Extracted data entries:
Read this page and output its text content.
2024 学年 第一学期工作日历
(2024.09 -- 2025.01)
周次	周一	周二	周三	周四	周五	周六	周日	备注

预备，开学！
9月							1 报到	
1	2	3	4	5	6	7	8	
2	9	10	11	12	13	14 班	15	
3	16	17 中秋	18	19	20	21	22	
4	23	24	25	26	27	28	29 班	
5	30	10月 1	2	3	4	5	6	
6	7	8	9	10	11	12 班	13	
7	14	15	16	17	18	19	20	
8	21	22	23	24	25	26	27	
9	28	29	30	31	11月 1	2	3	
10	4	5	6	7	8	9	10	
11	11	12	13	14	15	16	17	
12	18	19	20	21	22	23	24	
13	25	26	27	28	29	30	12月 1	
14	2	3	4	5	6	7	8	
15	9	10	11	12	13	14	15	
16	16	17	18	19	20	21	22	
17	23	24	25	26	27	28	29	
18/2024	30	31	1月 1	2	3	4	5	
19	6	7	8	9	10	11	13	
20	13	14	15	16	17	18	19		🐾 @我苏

[Written problem] Return every record above exactly as it appears.

[Solution to the exercise]
Read this page and output its text content.
2024 学年 第一学期工作日历
(2024.09 -- 2025.01)
周次	周一	周二	周三	周四	周五	周六	周日	备注

预备，开学！
9月							1 报到	
1	2	3	4	5	6	7	8	
2	9	10	11	12	13	14 班	15	
3	16	17 中秋	18	19	20	21	22	
4	23	24	25	26	27	28	29 班	
5	30	10月 1	2	3	4	5	6	
6	7	8	9	10	11	12 班	13	
7	14	15	16	17	18	19	20	
8	21	22	23	24	25	26	27	
9	28	29	30	31	11月 1	2	3	
10	4	5	6	7	8	9	10	
11	11	12	13	14	15	16	17	
12	18	19	20	21	22	23	24	
13	25	26	27	28	29	30	12月 1	
14	2	3	4	5	6	7	8	
15	9	10	11	12	13	14	15	
16	16	17	18	19	20	21	22	
17	23	24	25	26	27	28	29	
18/2024	30	31	1月 1	2	3	4	5	
19	6	7	8	9	10	11	13	
20	13	14	15	16	17	18	19		🐾 @我苏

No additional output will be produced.